## EXERCISE DETAILS
Rewrite the lines from the line containing "x-tick-label: 28.01 <box>1071" up to and including the line containing "bar-30.01 <box>1245 140 1312 394</box>". Put "x-axis-label" in place of "x-tick-label" and leave everything else unchanged.

Element and coordinate records:
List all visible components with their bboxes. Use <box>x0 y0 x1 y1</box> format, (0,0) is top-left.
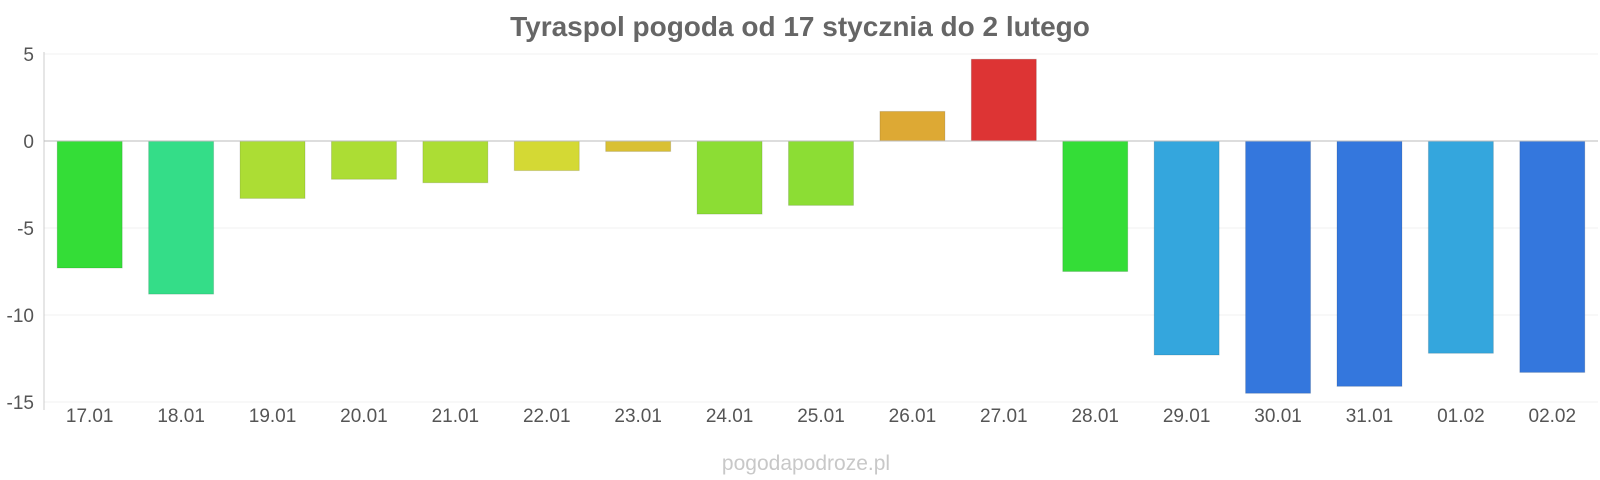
x-tick-label: 28.01 <box>1071 406 1119 427</box>
x-tick-label: 23.01 <box>614 406 662 427</box>
x-axis-ticks: 17.01 18.01 19.01 20.01 21.01 22.01 23.01 24.01… <box>66 406 1576 427</box>
y-tick-label: -5 <box>17 219 34 240</box>
y-axis-ticks: 5 0 -5 -10 -15 <box>7 45 34 414</box>
x-tick-label: 24.01 <box>706 406 754 427</box>
chart-title: Tyraspol pogoda od 17 stycznia do 2 lute… <box>510 11 1090 42</box>
x-tick-label: 27.01 <box>980 406 1028 427</box>
x-tick-label: 19.01 <box>249 406 297 427</box>
bar-26.01 <box>879 110 946 142</box>
watermark: pogodapodroze.pl <box>722 452 890 475</box>
bar-22.01 <box>513 140 580 172</box>
x-tick-label: 25.01 <box>797 406 845 427</box>
bar-20.01 <box>330 140 397 180</box>
x-tick-label: 30.01 <box>1254 406 1302 427</box>
x-tick-label: 17.01 <box>66 406 114 427</box>
bar-30.01 <box>1245 140 1312 394</box>
x-tick-label: 01.02 <box>1437 406 1485 427</box>
bar-28.01 <box>1062 140 1129 272</box>
bar-17.01 <box>56 140 123 269</box>
x-tick-label: 18.01 <box>157 406 205 427</box>
bar-23.01 <box>605 140 672 152</box>
x-tick-label: 21.01 <box>432 406 480 427</box>
y-tick-label: 0 <box>23 132 34 153</box>
bar-18.01 <box>148 140 215 295</box>
x-tick-label: 26.01 <box>889 406 937 427</box>
bar-31.01 <box>1336 140 1403 387</box>
x-tick-label: 22.01 <box>523 406 571 427</box>
x-tick-label: 20.01 <box>340 406 388 427</box>
bar-01.02 <box>1427 140 1494 354</box>
x-tick-label: 02.02 <box>1529 406 1577 427</box>
bar-24.01 <box>696 140 763 215</box>
bar-19.01 <box>239 140 306 199</box>
y-tick-label: -15 <box>7 393 34 414</box>
bars <box>56 58 1586 394</box>
bar-25.01 <box>788 140 854 206</box>
bar-21.01 <box>422 140 489 184</box>
y-tick-label: 5 <box>23 45 34 66</box>
x-tick-label: 29.01 <box>1163 406 1211 427</box>
bar-27.01 <box>970 58 1037 142</box>
y-tick-label: -10 <box>7 306 34 327</box>
bar-29.01 <box>1153 140 1220 356</box>
x-tick-label: 31.01 <box>1346 406 1394 427</box>
bar-02.02 <box>1519 140 1586 373</box>
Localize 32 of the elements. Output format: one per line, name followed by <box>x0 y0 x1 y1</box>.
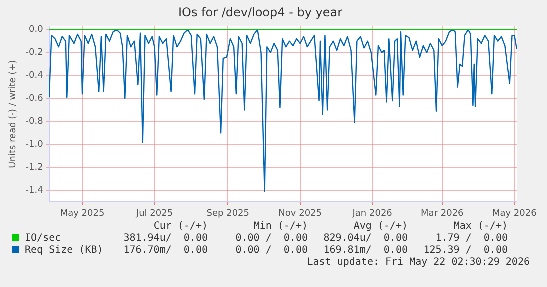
text: 381.94u/ 0.00 <box>124 233 208 244</box>
x-tick-label: Jan 2026 <box>352 208 393 219</box>
y-tick-label: -1.2 <box>26 163 44 174</box>
text: Min (-/+) <box>254 221 308 232</box>
text: 0.00 / 0.00 <box>236 233 308 244</box>
x-tick-label: Mar 2026 <box>421 208 464 219</box>
text: 125.39 / 0.00 <box>424 245 508 256</box>
legend-label: IO/sec <box>24 233 62 244</box>
y-tick-label: -1.4 <box>26 186 44 196</box>
x-tick-label: Sep 2025 <box>206 208 250 219</box>
text: Last update: Fri May 22 02:30:29 2026 <box>307 257 530 268</box>
text: Max (-/+) <box>454 221 508 232</box>
x-tick-label: May 2026 <box>492 208 538 219</box>
x-tick-label: Nov 2025 <box>278 208 322 219</box>
y-tick-label: -0.4 <box>26 71 44 82</box>
y-tick-label: -0.2 <box>26 48 44 58</box>
y-axis-title: Units read (-) / write (+) <box>8 60 19 168</box>
text: 176.70m/ 0.00 <box>124 245 208 256</box>
y-tick-label: 0.0 <box>29 25 44 36</box>
x-tick-label: Jul 2025 <box>135 208 174 219</box>
text: 169.81m/ 0.00 <box>324 245 408 256</box>
text: Cur (-/+) <box>154 221 208 232</box>
y-tick-label: -0.6 <box>26 94 44 104</box>
y-tick-label: -1.0 <box>26 140 44 150</box>
chart-title: IOs for /dev/loop4 - by year <box>178 5 343 20</box>
x-tick-label: May 2025 <box>60 208 105 219</box>
text: 0.00 / 0.00 <box>236 245 308 256</box>
text: 1.79 / 0.00 <box>436 233 508 244</box>
text: 829.04u/ 0.00 <box>324 233 408 244</box>
text: Avg (-/+) <box>354 221 408 232</box>
y-tick-label: -0.8 <box>26 117 44 128</box>
legend-label: Req Size (KB) <box>24 245 104 256</box>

## CORRECT OUTPUT
x-axis-label: 28.01 <box>1071 406 1119 427</box>
x-axis-label: 23.01 <box>614 406 662 427</box>
x-axis-ticks: 17.01 18.01 19.01 20.01 21.01 22.01 23.01 24.01… <box>66 406 1576 427</box>
y-tick-label: -5 <box>17 219 34 240</box>
y-axis-ticks: 5 0 -5 -10 -15 <box>7 45 34 414</box>
x-axis-label: 24.01 <box>706 406 754 427</box>
chart-title: Tyraspol pogoda od 17 stycznia do 2 lute… <box>510 11 1090 42</box>
x-axis-label: 27.01 <box>980 406 1028 427</box>
x-axis-label: 19.01 <box>249 406 297 427</box>
bar-26.01 <box>879 110 946 142</box>
watermark: pogodapodroze.pl <box>722 452 890 475</box>
bar-22.01 <box>513 140 580 172</box>
x-axis-label: 25.01 <box>797 406 845 427</box>
bar-20.01 <box>330 140 397 180</box>
x-axis-label: 30.01 <box>1254 406 1302 427</box>
x-axis-label: 17.01 <box>66 406 114 427</box>
bar-30.01 <box>1245 140 1312 394</box>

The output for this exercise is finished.